TASK INSTRUCTIONS: Take every line from the listing below that includes "完成下面小题" and copy it.
--- BEGIN RAW RECORDS ---
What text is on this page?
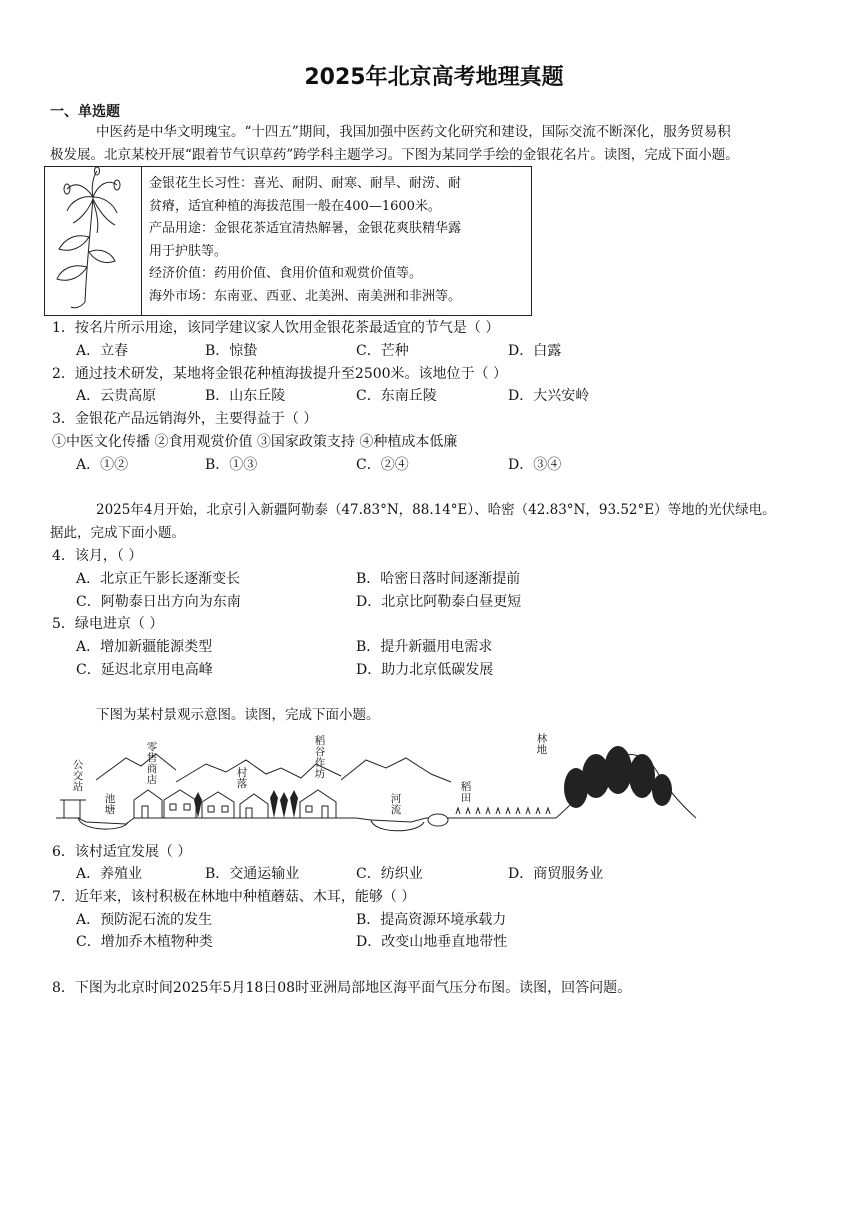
2025年北京高考地理真题
一、单选题
中医药是中华文明瑰宝。“十四五”期间，我国加强中医药文化研究和建设，国际交流不断深化，服务贸易积
极发展。北京某校开展“跟着节气识草药”跨学科主题学习。下图为某同学手绘的金银花名片。读图，完成下面小题。
金银花生长习性：喜光、耐阴、耐寒、耐旱、耐涝、耐
贫瘠，适宜种植的海拔范围一般在400—1600米。
产品用途：金银花茶适宜清热解暑，金银花爽肤精华露
用于护肤等。
经济价值：药用价值、食用价值和观赏价值等。
海外市场：东南亚、西亚、北美洲、南美洲和非洲等。
1．按名片所示用途，该同学建议家人饮用金银花茶最适宜的节气是（ ）
A．立春	B．惊蛰	C．芒种	D．白露
2．通过技术研发，某地将金银花种植海拔提升至2500米。该地位于（ ）
A．云贵高原	B．山东丘陵	C．东南丘陵	D．大兴安岭
3．金银花产品远销海外，主要得益于（ ）
①中医文化传播 ②食用观赏价值 ③国家政策支持 ④种植成本低廉
A．①②	B．①③	C．②④	D．③④
2025年4月开始，北京引入新疆阿勒泰（47.83°N，88.14°E）、哈密（42.83°N，93.52°E）等地的光伏绿电。
据此，完成下面小题。
4．该月，（ ）
A．北京正午影长逐渐变长	B．哈密日落时间逐渐提前
C．阿勒泰日出方向为东南	D．北京比阿勒泰白昼更短
5．绿电进京（ ）
A．增加新疆能源类型	B．提升新疆用电需求
C．延迟北京用电高峰	D．助力北京低碳发展
下图为某村景观示意图。读图，完成下面小题。
公交站
池塘
零售商店
村落
稻谷作坊
河流
稻田
林地
6．该村适宜发展（ ）
A．养殖业	B．交通运输业	C．纺织业	D．商贸服务业
7．近年来，该村积极在林地中种植蘑菇、木耳，能够（ ）
A．预防泥石流的发生	B．提高资源环境承载力
C．增加乔木植物种类	D．改变山地垂直地带性
8．下图为北京时间2025年5月18日08时亚洲局部地区海平面气压分布图。读图，回答问题。
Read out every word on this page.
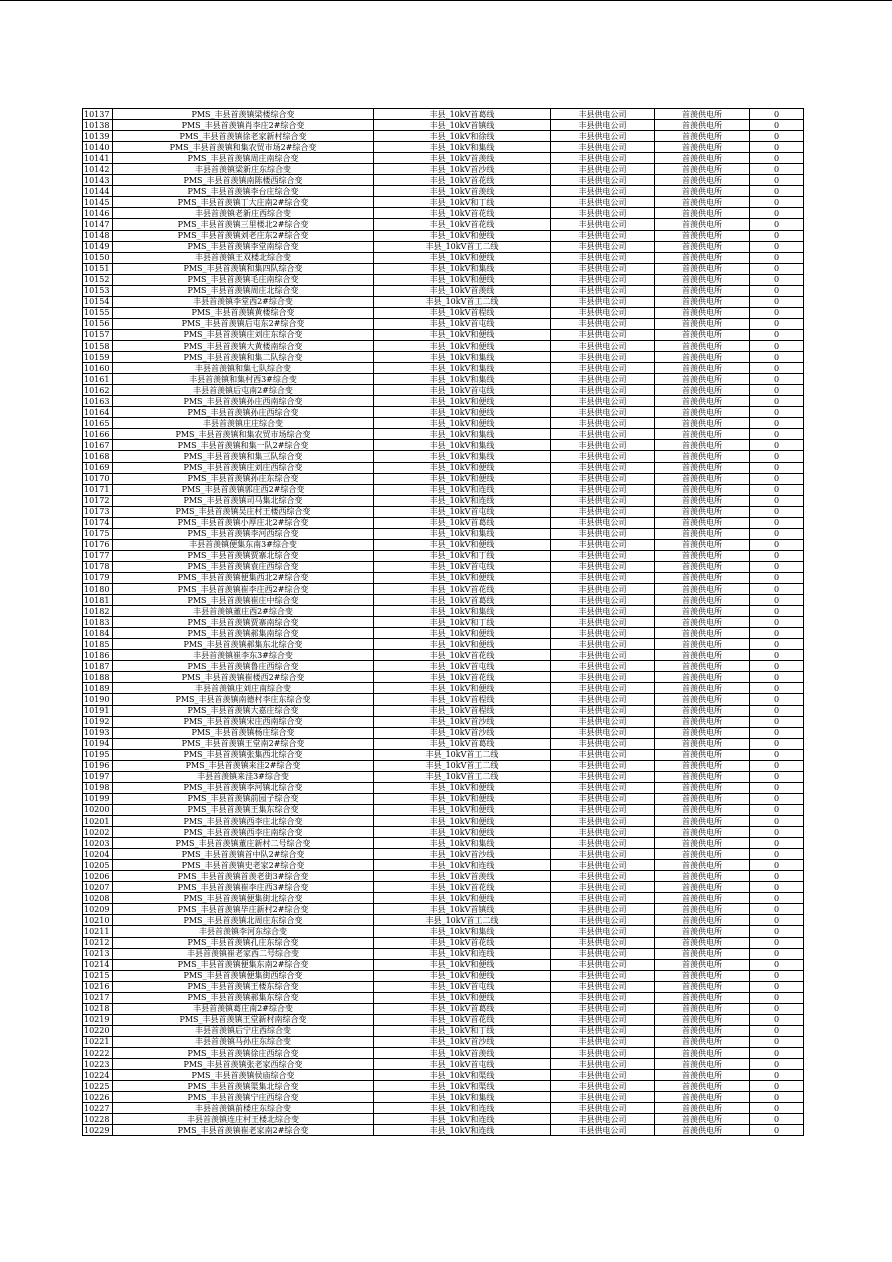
10137	PMS_丰县首羡镇梁楼综合变	丰县_10kV首葛线	丰县供电公司	首羡供电所	0
10138	PMS_丰县首羡镇肖李庄2#综合变	丰县_10kV首镇线	丰县供电公司	首羡供电所	0
10139	PMS_丰县首羡镇徐老家新村综合变	丰县_10kV和徐线	丰县供电公司	首羡供电所	0
10140	PMS_丰县首羡镇和集农贸市场2#综合变	丰县_10kV和集线	丰县供电公司	首羡供电所	0
10141	PMS_丰县首羡镇周庄南综合变	丰县_10kV首羡线	丰县供电公司	首羡供电所	0
10142	丰县首羡镇梁新庄东综合变	丰县_10kV首沙线	丰县供电公司	首羡供电所	0
10143	PMS_丰县首羡镇南陈楼西综合变	丰县_10kV首花线	丰县供电公司	首羡供电所	0
10144	PMS_丰县首羡镇李台庄综合变	丰县_10kV首羡线	丰县供电公司	首羡供电所	0
10145	PMS_丰县首羡镇丁大庄南2#综合变	丰县_10kV和丁线	丰县供电公司	首羡供电所	0
10146	丰县首羡镇老新庄西综合变	丰县_10kV首花线	丰县供电公司	首羡供电所	0
10147	PMS_丰县首羡镇三里楼北2#综合变	丰县_10kV首花线	丰县供电公司	首羡供电所	0
10148	PMS_丰县首羡镇刘老庄东2#综合变	丰县_10kV和便线	丰县供电公司	首羡供电所	0
10149	PMS_丰县首羡镇李堂南综合变	丰县_10kV首工二线	丰县供电公司	首羡供电所	0
10150	丰县首羡镇王双楼北综合变	丰县_10kV和便线	丰县供电公司	首羡供电所	0
10151	PMS_丰县首羡镇和集四队综合变	丰县_10kV和集线	丰县供电公司	首羡供电所	0
10152	PMS_丰县首羡镇毛庄南综合变	丰县_10kV和便线	丰县供电公司	首羡供电所	0
10153	PMS_丰县首羡镇周庄北综合变	丰县_10kV首羡线	丰县供电公司	首羡供电所	0
10154	丰县首羡镇李堂西2#综合变	丰县_10kV首工二线	丰县供电公司	首羡供电所	0
10155	PMS_丰县首羡镇黄楼综合变	丰县_10kV首程线	丰县供电公司	首羡供电所	0
10156	PMS_丰县首羡镇后屯东2#综合变	丰县_10kV首屯线	丰县供电公司	首羡供电所	0
10157	PMS_丰县首羡镇庄刘庄东综合变	丰县_10kV和便线	丰县供电公司	首羡供电所	0
10158	PMS_丰县首羡镇大黄楼南综合变	丰县_10kV和便线	丰县供电公司	首羡供电所	0
10159	PMS_丰县首羡镇和集二队综合变	丰县_10kV和集线	丰县供电公司	首羡供电所	0
10160	丰县首羡镇和集七队综合变	丰县_10kV和集线	丰县供电公司	首羡供电所	0
10161	丰县首羡镇和集村西3#综合变	丰县_10kV和集线	丰县供电公司	首羡供电所	0
10162	丰县首羡镇后屯南2#综合变	丰县_10kV首屯线	丰县供电公司	首羡供电所	0
10163	PMS_丰县首羡镇孙庄西南综合变	丰县_10kV和便线	丰县供电公司	首羡供电所	0
10164	PMS_丰县首羡镇孙庄西综合变	丰县_10kV和便线	丰县供电公司	首羡供电所	0
10165	丰县首羡镇庄庄综合变	丰县_10kV和便线	丰县供电公司	首羡供电所	0
10166	PMS_丰县首羡镇和集农贸市场综合变	丰县_10kV和集线	丰县供电公司	首羡供电所	0
10167	PMS_丰县首羡镇和集一队2#综合变	丰县_10kV和集线	丰县供电公司	首羡供电所	0
10168	PMS_丰县首羡镇和集三队综合变	丰县_10kV和集线	丰县供电公司	首羡供电所	0
10169	PMS_丰县首羡镇庄刘庄西综合变	丰县_10kV和便线	丰县供电公司	首羡供电所	0
10170	PMS_丰县首羡镇孙庄东综合变	丰县_10kV和便线	丰县供电公司	首羡供电所	0
10171	PMS_丰县首羡镇郭庄西2#综合变	丰县_10kV和连线	丰县供电公司	首羡供电所	0
10172	PMS_丰县首羡镇司马集北综合变	丰县_10kV和连线	丰县供电公司	首羡供电所	0
10173	PMS_丰县首羡镇吴庄村王楼西综合变	丰县_10kV首屯线	丰县供电公司	首羡供电所	0
10174	PMS_丰县首羡镇小厚庄北2#综合变	丰县_10kV首葛线	丰县供电公司	首羡供电所	0
10175	PMS_丰县首羡镇李河西综合变	丰县_10kV和集线	丰县供电公司	首羡供电所	0
10176	丰县首羡镇便集东南3#综合变	丰县_10kV和便线	丰县供电公司	首羡供电所	0
10177	PMS_丰县首羡镇贾寨北综合变	丰县_10kV和丁线	丰县供电公司	首羡供电所	0
10178	PMS_丰县首羡镇袁庄西综合变	丰县_10kV首屯线	丰县供电公司	首羡供电所	0
10179	PMS_丰县首羡镇便集西北2#综合变	丰县_10kV和便线	丰县供电公司	首羡供电所	0
10180	PMS_丰县首羡镇崔李庄西2#综合变	丰县_10kV首花线	丰县供电公司	首羡供电所	0
10181	PMS_丰县首羡镇崔庄中综合变	丰县_10kV首葛线	丰县供电公司	首羡供电所	0
10182	丰县首羡镇董庄西2#综合变	丰县_10kV和集线	丰县供电公司	首羡供电所	0
10183	PMS_丰县首羡镇贾寨南综合变	丰县_10kV和丁线	丰县供电公司	首羡供电所	0
10184	PMS_丰县首羡镇郝集南综合变	丰县_10kV和便线	丰县供电公司	首羡供电所	0
10185	PMS_丰县首羡镇郝集东北综合变	丰县_10kV和便线	丰县供电公司	首羡供电所	0
10186	丰县首羡镇崔李东3#综合变	丰县_10kV首花线	丰县供电公司	首羡供电所	0
10187	PMS_丰县首羡镇鲁庄西综合变	丰县_10kV首屯线	丰县供电公司	首羡供电所	0
10188	PMS_丰县首羡镇崔楼西2#综合变	丰县_10kV首花线	丰县供电公司	首羡供电所	0
10189	丰县首羡镇庄刘庄南综合变	丰县_10kV和便线	丰县供电公司	首羡供电所	0
10190	PMS_丰县首羡镇南德村李庄东综合变	丰县_10kV首程线	丰县供电公司	首羡供电所	0
10191	PMS_丰县首羡镇大嘉庄综合变	丰县_10kV首程线	丰县供电公司	首羡供电所	0
10192	PMS_丰县首羡镇宋庄西南综合变	丰县_10kV首沙线	丰县供电公司	首羡供电所	0
10193	PMS_丰县首羡镇杨庄综合变	丰县_10kV首沙线	丰县供电公司	首羡供电所	0
10194	PMS_丰县首羡镇王堂南2#综合变	丰县_10kV首葛线	丰县供电公司	首羡供电所	0
10195	PMS_丰县首羡镇张集西北综合变	丰县_10kV首工二线	丰县供电公司	首羡供电所	0
10196	PMS_丰县首羡镇来洼2#综合变	丰县_10kV首工二线	丰县供电公司	首羡供电所	0
10197	丰县首羡镇来洼3#综合变	丰县_10kV首工二线	丰县供电公司	首羡供电所	0
10198	PMS_丰县首羡镇李河镇北综合变	丰县_10kV和便线	丰县供电公司	首羡供电所	0
10199	PMS_丰县首羡镇前园子综合变	丰县_10kV和便线	丰县供电公司	首羡供电所	0
10200	PMS_丰县首羡镇王集东综合变	丰县_10kV和便线	丰县供电公司	首羡供电所	0
10201	PMS_丰县首羡镇西李庄北综合变	丰县_10kV和便线	丰县供电公司	首羡供电所	0
10202	PMS_丰县首羡镇西李庄南综合变	丰县_10kV和便线	丰县供电公司	首羡供电所	0
10203	PMS_丰县首羡镇董庄新村二号综合变	丰县_10kV和集线	丰县供电公司	首羡供电所	0
10204	PMS_丰县首羡镇首中队2#综合变	丰县_10kV首沙线	丰县供电公司	首羡供电所	0
10205	PMS_丰县首羡镇史老家2#综合变	丰县_10kV和连线	丰县供电公司	首羡供电所	0
10206	PMS_丰县首羡镇首羡老街3#综合变	丰县_10kV首羡线	丰县供电公司	首羡供电所	0
10207	PMS_丰县首羡镇崔李庄西3#综合变	丰县_10kV首花线	丰县供电公司	首羡供电所	0
10208	PMS_丰县首羡镇便集街北综合变	丰县_10kV和便线	丰县供电公司	首羡供电所	0
10209	PMS_丰县首羡镇毕庄新村2#综合变	丰县_10kV首镇线	丰县供电公司	首羡供电所	0
10210	PMS_丰县首羡镇北周庄东综合变	丰县_10kV首工二线	丰县供电公司	首羡供电所	0
10211	丰县首羡镇李河东综合变	丰县_10kV和集线	丰县供电公司	首羡供电所	0
10212	PMS_丰县首羡镇孔庄东综合变	丰县_10kV首花线	丰县供电公司	首羡供电所	0
10213	丰县首羡镇崔老家西二号综合变	丰县_10kV和连线	丰县供电公司	首羡供电所	0
10214	PMS_丰县首羡镇便集东南2#综合变	丰县_10kV和便线	丰县供电公司	首羡供电所	0
10215	PMS_丰县首羡镇便集街西综合变	丰县_10kV和便线	丰县供电公司	首羡供电所	0
10216	PMS_丰县首羡镇王楼东综合变	丰县_10kV首屯线	丰县供电公司	首羡供电所	0
10217	PMS_丰县首羡镇郝集东综合变	丰县_10kV和便线	丰县供电公司	首羡供电所	0
10218	丰县首羡镇葛庄南2#综合变	丰县_10kV首葛线	丰县供电公司	首羡供电所	0
10219	PMS_丰县首羡镇王堂新村南综合变	丰县_10kV首花线	丰县供电公司	首羡供电所	0
10220	丰县首羡镇后宁庄西综合变	丰县_10kV和丁线	丰县供电公司	首羡供电所	0
10221	丰县首羡镇马孙庄东综合变	丰县_10kV首沙线	丰县供电公司	首羡供电所	0
10222	PMS_丰县首羡镇徐庄西综合变	丰县_10kV首羡线	丰县供电公司	首羡供电所	0
10223	PMS_丰县首羡镇张老家西综合变	丰县_10kV首屯线	丰县供电公司	首羡供电所	0
10224	PMS_丰县首羡镇侯庙综合变	丰县_10kV和渠线	丰县供电公司	首羡供电所	0
10225	PMS_丰县首羡镇渠集北综合变	丰县_10kV和渠线	丰县供电公司	首羡供电所	0
10226	PMS_丰县首羡镇宁庄西综合变	丰县_10kV和集线	丰县供电公司	首羡供电所	0
10227	丰县首羡镇前楼庄东综合变	丰县_10kV和连线	丰县供电公司	首羡供电所	0
10228	丰县首羡镇连庄村王楼北综合变	丰县_10kV和连线	丰县供电公司	首羡供电所	0
10229	PMS_丰县首羡镇崔老家南2#综合变	丰县_10kV和连线	丰县供电公司	首羡供电所	0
--- END RAW RECORDS ---
FINISHED ANSWER:
极发展。北京某校开展“跟着节气识草药”跨学科主题学习。下图为某同学手绘的金银花名片。读图，完成下面小题。
据此，完成下面小题。
下图为某村景观示意图。读图，完成下面小题。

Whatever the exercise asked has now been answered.